__What to produce__: Gather all lines with "name" from the records.

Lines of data
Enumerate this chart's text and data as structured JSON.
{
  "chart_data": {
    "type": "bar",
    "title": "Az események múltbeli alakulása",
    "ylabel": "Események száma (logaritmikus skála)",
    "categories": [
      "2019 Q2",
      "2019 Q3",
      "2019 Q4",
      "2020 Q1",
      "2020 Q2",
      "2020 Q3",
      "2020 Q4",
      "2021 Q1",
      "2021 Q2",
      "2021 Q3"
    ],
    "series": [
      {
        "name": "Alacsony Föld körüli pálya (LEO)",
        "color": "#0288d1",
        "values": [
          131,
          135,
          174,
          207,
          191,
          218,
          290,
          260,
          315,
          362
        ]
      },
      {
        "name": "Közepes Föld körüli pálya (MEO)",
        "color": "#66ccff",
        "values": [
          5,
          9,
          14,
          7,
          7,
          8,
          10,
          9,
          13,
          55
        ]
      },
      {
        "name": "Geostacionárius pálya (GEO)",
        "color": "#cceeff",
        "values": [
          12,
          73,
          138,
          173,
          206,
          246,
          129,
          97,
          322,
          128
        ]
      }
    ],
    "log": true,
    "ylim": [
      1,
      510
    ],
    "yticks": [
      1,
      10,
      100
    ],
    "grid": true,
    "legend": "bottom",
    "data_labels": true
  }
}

__Response below__:
        "name": "Alacsony Föld körüli pálya (LEO)",
        "name": "Közepes Föld körüli pálya (MEO)",
        "name": "Geostacionárius pálya (GEO)",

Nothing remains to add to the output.